(Extracted data entries)

- - - - - - -

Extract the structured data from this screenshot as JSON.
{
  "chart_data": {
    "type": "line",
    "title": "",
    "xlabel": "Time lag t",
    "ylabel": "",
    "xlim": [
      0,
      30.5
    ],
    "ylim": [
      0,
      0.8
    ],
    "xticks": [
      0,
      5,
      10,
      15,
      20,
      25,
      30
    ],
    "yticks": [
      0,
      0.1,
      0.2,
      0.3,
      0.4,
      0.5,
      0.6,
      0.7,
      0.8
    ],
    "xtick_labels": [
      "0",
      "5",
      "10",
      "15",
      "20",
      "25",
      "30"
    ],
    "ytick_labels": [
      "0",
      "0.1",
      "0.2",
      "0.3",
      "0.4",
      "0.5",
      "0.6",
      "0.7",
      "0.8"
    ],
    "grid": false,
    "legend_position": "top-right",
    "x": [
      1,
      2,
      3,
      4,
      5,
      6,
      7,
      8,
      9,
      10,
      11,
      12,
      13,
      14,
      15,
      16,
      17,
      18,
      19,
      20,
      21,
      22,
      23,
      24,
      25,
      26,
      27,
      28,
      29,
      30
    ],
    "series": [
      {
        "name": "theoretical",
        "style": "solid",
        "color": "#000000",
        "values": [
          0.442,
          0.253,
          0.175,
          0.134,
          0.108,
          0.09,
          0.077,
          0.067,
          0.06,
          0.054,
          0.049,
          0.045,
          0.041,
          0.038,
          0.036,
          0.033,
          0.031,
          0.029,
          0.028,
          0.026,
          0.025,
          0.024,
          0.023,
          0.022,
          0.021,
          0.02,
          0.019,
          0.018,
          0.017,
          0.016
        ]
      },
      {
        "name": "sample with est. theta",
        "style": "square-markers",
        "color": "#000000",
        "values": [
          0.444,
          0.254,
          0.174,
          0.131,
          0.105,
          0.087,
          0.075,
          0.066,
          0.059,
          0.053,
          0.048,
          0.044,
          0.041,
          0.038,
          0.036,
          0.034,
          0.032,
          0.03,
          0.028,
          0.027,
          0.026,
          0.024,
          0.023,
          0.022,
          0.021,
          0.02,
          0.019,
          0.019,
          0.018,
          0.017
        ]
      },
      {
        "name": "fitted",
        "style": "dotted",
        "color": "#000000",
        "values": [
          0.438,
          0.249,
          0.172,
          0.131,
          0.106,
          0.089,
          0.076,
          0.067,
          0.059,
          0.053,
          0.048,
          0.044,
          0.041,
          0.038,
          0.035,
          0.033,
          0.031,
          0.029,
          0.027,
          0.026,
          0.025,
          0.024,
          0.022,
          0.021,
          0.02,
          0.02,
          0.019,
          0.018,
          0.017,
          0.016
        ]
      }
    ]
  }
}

- - - - - - -

[Description of the task] Restate the records, all of them, precisely as written.

[Solution]
Extract the structured data from this screenshot as JSON.
{
  "chart_data": {
    "type": "line",
    "title": "",
    "xlabel": "Time lag t",
    "ylabel": "",
    "xlim": [
      0,
      30.5
    ],
    "ylim": [
      0,
      0.8
    ],
    "xticks": [
      0,
      5,
      10,
      15,
      20,
      25,
      30
    ],
    "yticks": [
      0,
      0.1,
      0.2,
      0.3,
      0.4,
      0.5,
      0.6,
      0.7,
      0.8
    ],
    "xtick_labels": [
      "0",
      "5",
      "10",
      "15",
      "20",
      "25",
      "30"
    ],
    "ytick_labels": [
      "0",
      "0.1",
      "0.2",
      "0.3",
      "0.4",
      "0.5",
      "0.6",
      "0.7",
      "0.8"
    ],
    "grid": false,
    "legend_position": "top-right",
    "x": [
      1,
      2,
      3,
      4,
      5,
      6,
      7,
      8,
      9,
      10,
      11,
      12,
      13,
      14,
      15,
      16,
      17,
      18,
      19,
      20,
      21,
      22,
      23,
      24,
      25,
      26,
      27,
      28,
      29,
      30
    ],
    "series": [
      {
        "name": "theoretical",
        "style": "solid",
        "color": "#000000",
        "values": [
          0.442,
          0.253,
          0.175,
          0.134,
          0.108,
          0.09,
          0.077,
          0.067,
          0.06,
          0.054,
          0.049,
          0.045,
          0.041,
          0.038,
          0.036,
          0.033,
          0.031,
          0.029,
          0.028,
          0.026,
          0.025,
          0.024,
          0.023,
          0.022,
          0.021,
          0.02,
          0.019,
          0.018,
          0.017,
          0.016
        ]
      },
      {
        "name": "sample with est. theta",
        "style": "square-markers",
        "color": "#000000",
        "values": [
          0.444,
          0.254,
          0.174,
          0.131,
          0.105,
          0.087,
          0.075,
          0.066,
          0.059,
          0.053,
          0.048,
          0.044,
          0.041,
          0.038,
          0.036,
          0.034,
          0.032,
          0.03,
          0.028,
          0.027,
          0.026,
          0.024,
          0.023,
          0.022,
          0.021,
          0.02,
          0.019,
          0.019,
          0.018,
          0.017
        ]
      },
      {
        "name": "fitted",
        "style": "dotted",
        "color": "#000000",
        "values": [
          0.438,
          0.249,
          0.172,
          0.131,
          0.106,
          0.089,
          0.076,
          0.067,
          0.059,
          0.053,
          0.048,
          0.044,
          0.041,
          0.038,
          0.035,
          0.033,
          0.031,
          0.029,
          0.027,
          0.026,
          0.025,
          0.024,
          0.022,
          0.021,
          0.02,
          0.02,
          0.019,
          0.018,
          0.017,
          0.016
        ]
      }
    ]
  }
}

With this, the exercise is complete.